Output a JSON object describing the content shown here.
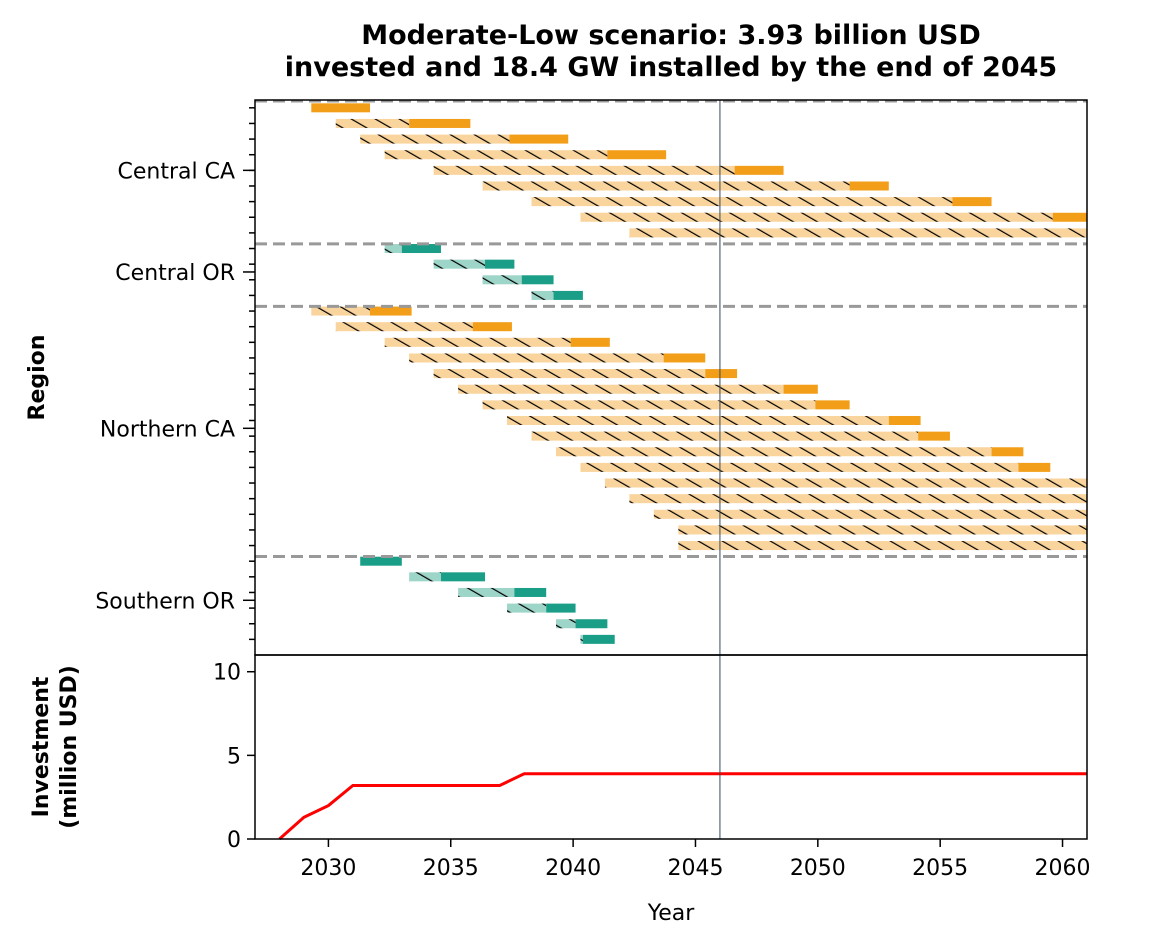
{
  "chart_data": [
    {
      "type": "gantt",
      "title": "Moderate-Low scenario: 3.93 billion USD\ninvested and 18.4 GW installed by the end of 2045",
      "ylabel": "Region",
      "xlim": [
        2027,
        2061
      ],
      "reference_year": 2046,
      "colors": {
        "orange": "#f29e18",
        "orange_light": "#f9d49c",
        "teal": "#1a9e88",
        "teal_light": "#9dd5c8",
        "separator": "#999999",
        "ref_line": "#34495e"
      },
      "regions": [
        {
          "name": "Central CA",
          "color": "orange",
          "bars": [
            {
              "start": 2029.3,
              "construct_end": 2029.3,
              "end": 2031.7
            },
            {
              "start": 2030.3,
              "construct_end": 2033.3,
              "end": 2035.8
            },
            {
              "start": 2031.3,
              "construct_end": 2037.4,
              "end": 2039.8
            },
            {
              "start": 2032.3,
              "construct_end": 2041.4,
              "end": 2043.8
            },
            {
              "start": 2034.3,
              "construct_end": 2046.6,
              "end": 2048.6
            },
            {
              "start": 2036.3,
              "construct_end": 2051.3,
              "end": 2052.9
            },
            {
              "start": 2038.3,
              "construct_end": 2055.5,
              "end": 2057.1
            },
            {
              "start": 2040.3,
              "construct_end": 2059.6,
              "end": 2061.0
            },
            {
              "start": 2042.3,
              "construct_end": 2061.0,
              "end": 2061.0
            }
          ]
        },
        {
          "name": "Central OR",
          "color": "teal",
          "bars": [
            {
              "start": 2032.3,
              "construct_end": 2033.0,
              "end": 2034.6
            },
            {
              "start": 2034.3,
              "construct_end": 2036.4,
              "end": 2037.6
            },
            {
              "start": 2036.3,
              "construct_end": 2037.9,
              "end": 2039.2
            },
            {
              "start": 2038.3,
              "construct_end": 2039.2,
              "end": 2040.4
            }
          ]
        },
        {
          "name": "Northern CA",
          "color": "orange",
          "bars": [
            {
              "start": 2029.3,
              "construct_end": 2031.7,
              "end": 2033.4
            },
            {
              "start": 2030.3,
              "construct_end": 2035.9,
              "end": 2037.5
            },
            {
              "start": 2032.3,
              "construct_end": 2039.9,
              "end": 2041.5
            },
            {
              "start": 2033.3,
              "construct_end": 2043.7,
              "end": 2045.4
            },
            {
              "start": 2034.3,
              "construct_end": 2045.4,
              "end": 2046.7
            },
            {
              "start": 2035.3,
              "construct_end": 2048.6,
              "end": 2050.0
            },
            {
              "start": 2036.3,
              "construct_end": 2049.9,
              "end": 2051.3
            },
            {
              "start": 2037.3,
              "construct_end": 2052.9,
              "end": 2054.2
            },
            {
              "start": 2038.3,
              "construct_end": 2054.1,
              "end": 2055.4
            },
            {
              "start": 2039.3,
              "construct_end": 2057.1,
              "end": 2058.4
            },
            {
              "start": 2040.3,
              "construct_end": 2058.2,
              "end": 2059.5
            },
            {
              "start": 2041.3,
              "construct_end": 2061.0,
              "end": 2061.0
            },
            {
              "start": 2042.3,
              "construct_end": 2061.0,
              "end": 2061.0
            },
            {
              "start": 2043.3,
              "construct_end": 2061.0,
              "end": 2061.0
            },
            {
              "start": 2044.3,
              "construct_end": 2061.0,
              "end": 2061.0
            },
            {
              "start": 2044.3,
              "construct_end": 2061.0,
              "end": 2061.0
            }
          ]
        },
        {
          "name": "Southern OR",
          "color": "teal",
          "bars": [
            {
              "start": 2031.3,
              "construct_end": 2031.3,
              "end": 2033.0
            },
            {
              "start": 2033.3,
              "construct_end": 2034.6,
              "end": 2036.4
            },
            {
              "start": 2035.3,
              "construct_end": 2037.6,
              "end": 2038.9
            },
            {
              "start": 2037.3,
              "construct_end": 2038.9,
              "end": 2040.1
            },
            {
              "start": 2039.3,
              "construct_end": 2040.1,
              "end": 2041.4
            },
            {
              "start": 2040.3,
              "construct_end": 2040.4,
              "end": 2041.7
            }
          ]
        }
      ]
    },
    {
      "type": "line",
      "ylabel": "Investment\n(million USD)",
      "xlabel": "Year",
      "xlim": [
        2027,
        2061
      ],
      "ylim": [
        0,
        11
      ],
      "yticks": [
        0,
        5,
        10
      ],
      "xticks": [
        2030,
        2035,
        2040,
        2045,
        2050,
        2055,
        2060
      ],
      "color": "#ff0000",
      "x": [
        2028,
        2029,
        2030,
        2031,
        2037,
        2038,
        2061
      ],
      "y": [
        0,
        1.3,
        2.0,
        3.2,
        3.2,
        3.9,
        3.9
      ]
    }
  ]
}
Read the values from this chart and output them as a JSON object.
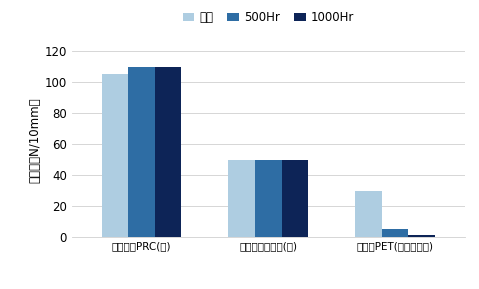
{
  "categories": [
    "ダイレオPRC(白)",
    "汎用フッ素塗料(白)",
    "未塗工PET(コロナ処理)"
  ],
  "series": [
    {
      "label": "初期",
      "color": "#aecde1",
      "values": [
        105,
        50,
        30
      ]
    },
    {
      "label": "500Hr",
      "color": "#2e6da4",
      "values": [
        110,
        50,
        5
      ]
    },
    {
      "label": "1000Hr",
      "color": "#0d2457",
      "values": [
        110,
        50,
        1.5
      ]
    }
  ],
  "ylabel": "接着力（N/10mm）",
  "ylim": [
    0,
    125
  ],
  "yticks": [
    0,
    20,
    40,
    60,
    80,
    100,
    120
  ],
  "bar_width": 0.21,
  "background_color": "#ffffff",
  "grid_color": "#d0d0d0",
  "font_size": 8.5,
  "label_font_size": 7.5,
  "legend_font_size": 8.5
}
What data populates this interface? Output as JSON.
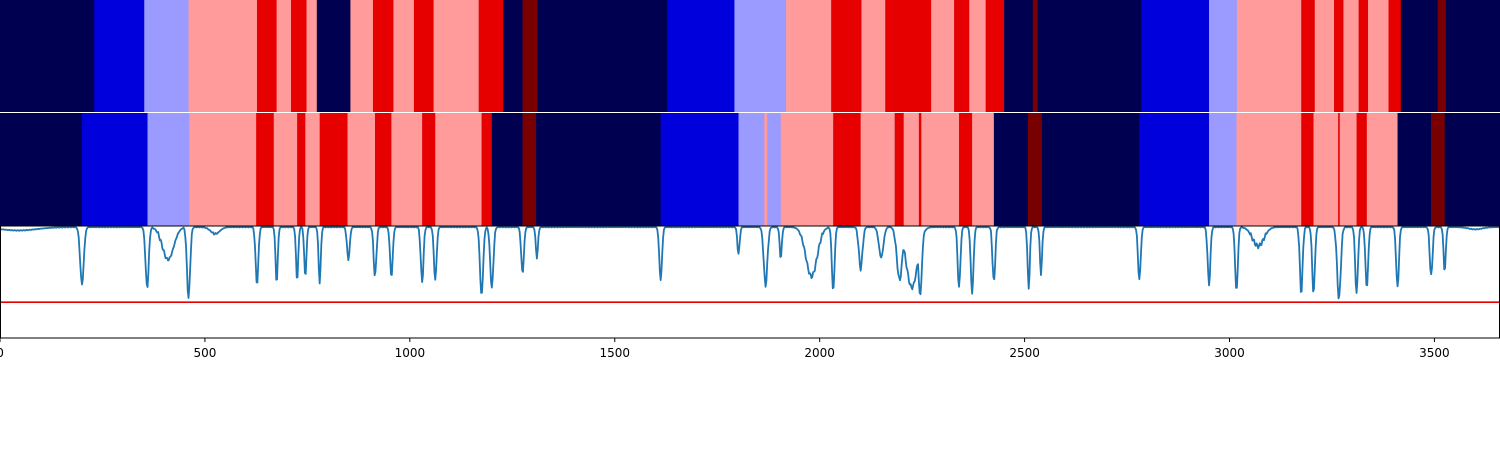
{
  "chart_data": {
    "type": "heatmap",
    "title": "",
    "xlabel": "",
    "ylabel": "",
    "xlim": [
      0,
      3660
    ],
    "xticks": [
      "0",
      "500",
      "1000",
      "1500",
      "2000",
      "2500",
      "3000",
      "3500"
    ],
    "xtick_values": [
      0,
      500,
      1000,
      1500,
      2000,
      2500,
      3000,
      3500
    ],
    "palette": {
      "0": "#000050",
      "1": "#0000dc",
      "2": "#9b9bff",
      "3": "#ff9b9b",
      "4": "#e60000",
      "5": "#780000"
    },
    "track_top": {
      "name": "",
      "segments": [
        [
          0,
          230,
          0
        ],
        [
          230,
          352,
          1
        ],
        [
          352,
          460,
          2
        ],
        [
          460,
          627,
          3
        ],
        [
          627,
          675,
          4
        ],
        [
          675,
          710,
          3
        ],
        [
          710,
          748,
          4
        ],
        [
          748,
          773,
          3
        ],
        [
          773,
          855,
          0
        ],
        [
          855,
          910,
          3
        ],
        [
          910,
          960,
          4
        ],
        [
          960,
          1010,
          3
        ],
        [
          1010,
          1058,
          4
        ],
        [
          1058,
          1168,
          3
        ],
        [
          1168,
          1228,
          4
        ],
        [
          1228,
          1275,
          0
        ],
        [
          1275,
          1312,
          5
        ],
        [
          1312,
          1628,
          0
        ],
        [
          1628,
          1792,
          1
        ],
        [
          1792,
          1918,
          2
        ],
        [
          1918,
          2028,
          3
        ],
        [
          2028,
          2102,
          4
        ],
        [
          2102,
          2160,
          3
        ],
        [
          2160,
          2272,
          4
        ],
        [
          2272,
          2328,
          3
        ],
        [
          2328,
          2365,
          4
        ],
        [
          2365,
          2405,
          3
        ],
        [
          2405,
          2450,
          4
        ],
        [
          2450,
          2520,
          0
        ],
        [
          2520,
          2532,
          5
        ],
        [
          2532,
          2785,
          0
        ],
        [
          2785,
          2950,
          1
        ],
        [
          2950,
          3018,
          2
        ],
        [
          3018,
          3175,
          3
        ],
        [
          3175,
          3208,
          4
        ],
        [
          3208,
          3255,
          3
        ],
        [
          3255,
          3278,
          4
        ],
        [
          3278,
          3315,
          3
        ],
        [
          3315,
          3338,
          4
        ],
        [
          3338,
          3388,
          3
        ],
        [
          3388,
          3418,
          4
        ],
        [
          3418,
          3508,
          0
        ],
        [
          3508,
          3528,
          5
        ],
        [
          3528,
          3660,
          0
        ]
      ]
    },
    "track_bottom": {
      "name": "",
      "segments": [
        [
          0,
          200,
          0
        ],
        [
          200,
          360,
          1
        ],
        [
          360,
          462,
          2
        ],
        [
          462,
          625,
          3
        ],
        [
          625,
          668,
          4
        ],
        [
          668,
          725,
          3
        ],
        [
          725,
          745,
          4
        ],
        [
          745,
          780,
          3
        ],
        [
          780,
          848,
          4
        ],
        [
          848,
          915,
          3
        ],
        [
          915,
          955,
          4
        ],
        [
          955,
          1030,
          3
        ],
        [
          1030,
          1062,
          4
        ],
        [
          1062,
          1175,
          3
        ],
        [
          1175,
          1200,
          4
        ],
        [
          1200,
          1275,
          0
        ],
        [
          1275,
          1308,
          5
        ],
        [
          1308,
          1612,
          0
        ],
        [
          1612,
          1802,
          1
        ],
        [
          1802,
          1865,
          2
        ],
        [
          1865,
          1872,
          3
        ],
        [
          1872,
          1905,
          2
        ],
        [
          1905,
          2033,
          3
        ],
        [
          2033,
          2100,
          4
        ],
        [
          2100,
          2183,
          3
        ],
        [
          2183,
          2205,
          4
        ],
        [
          2205,
          2242,
          3
        ],
        [
          2242,
          2248,
          4
        ],
        [
          2248,
          2340,
          3
        ],
        [
          2340,
          2372,
          4
        ],
        [
          2372,
          2425,
          3
        ],
        [
          2425,
          2508,
          0
        ],
        [
          2508,
          2542,
          5
        ],
        [
          2542,
          2780,
          0
        ],
        [
          2780,
          2950,
          1
        ],
        [
          2950,
          3017,
          2
        ],
        [
          3017,
          3175,
          3
        ],
        [
          3175,
          3205,
          4
        ],
        [
          3205,
          3265,
          3
        ],
        [
          3265,
          3269,
          4
        ],
        [
          3269,
          3310,
          3
        ],
        [
          3310,
          3335,
          4
        ],
        [
          3335,
          3410,
          3
        ],
        [
          3410,
          3492,
          0
        ],
        [
          3492,
          3525,
          5
        ],
        [
          3525,
          3660,
          0
        ]
      ]
    },
    "line_series": {
      "name": "",
      "color": "#1f77b4",
      "ylim": [
        0,
        1
      ],
      "threshold": 0.32,
      "threshold_color": "#e60000",
      "baseline": 0.99,
      "dips": [
        [
          45,
          80,
          0.96
        ],
        [
          200,
          8,
          0.48
        ],
        [
          359,
          7,
          0.45
        ],
        [
          410,
          25,
          0.7
        ],
        [
          460,
          7,
          0.36
        ],
        [
          525,
          20,
          0.93
        ],
        [
          627,
          6,
          0.48
        ],
        [
          675,
          5,
          0.5
        ],
        [
          725,
          5,
          0.52
        ],
        [
          745,
          5,
          0.55
        ],
        [
          780,
          5,
          0.5
        ],
        [
          850,
          6,
          0.7
        ],
        [
          915,
          6,
          0.55
        ],
        [
          955,
          6,
          0.55
        ],
        [
          1030,
          6,
          0.5
        ],
        [
          1062,
          6,
          0.52
        ],
        [
          1175,
          7,
          0.38
        ],
        [
          1200,
          7,
          0.45
        ],
        [
          1275,
          6,
          0.58
        ],
        [
          1310,
          5,
          0.72
        ],
        [
          1612,
          6,
          0.52
        ],
        [
          1802,
          5,
          0.75
        ],
        [
          1868,
          8,
          0.47
        ],
        [
          1905,
          5,
          0.72
        ],
        [
          1980,
          25,
          0.55
        ],
        [
          2033,
          6,
          0.42
        ],
        [
          2100,
          8,
          0.62
        ],
        [
          2150,
          10,
          0.72
        ],
        [
          2195,
          12,
          0.52
        ],
        [
          2225,
          25,
          0.45
        ],
        [
          2245,
          8,
          0.38
        ],
        [
          2340,
          6,
          0.45
        ],
        [
          2372,
          6,
          0.4
        ],
        [
          2425,
          6,
          0.5
        ],
        [
          2510,
          5,
          0.45
        ],
        [
          2540,
          5,
          0.58
        ],
        [
          2780,
          6,
          0.52
        ],
        [
          2950,
          6,
          0.48
        ],
        [
          3017,
          6,
          0.42
        ],
        [
          3070,
          25,
          0.82
        ],
        [
          3175,
          6,
          0.4
        ],
        [
          3205,
          6,
          0.4
        ],
        [
          3267,
          8,
          0.35
        ],
        [
          3310,
          6,
          0.4
        ],
        [
          3335,
          6,
          0.45
        ],
        [
          3410,
          6,
          0.45
        ],
        [
          3492,
          6,
          0.55
        ],
        [
          3525,
          5,
          0.6
        ],
        [
          3600,
          30,
          0.97
        ]
      ]
    }
  }
}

**STATED GOAL**
Show, from the listing above, each line that contains the word "JSON".

**PROBLEM SOLUTION**
Output a JSON object describing the content shown here.
Read the values from this chart and output them as a JSON object.
What data populates this interface? Output as JSON.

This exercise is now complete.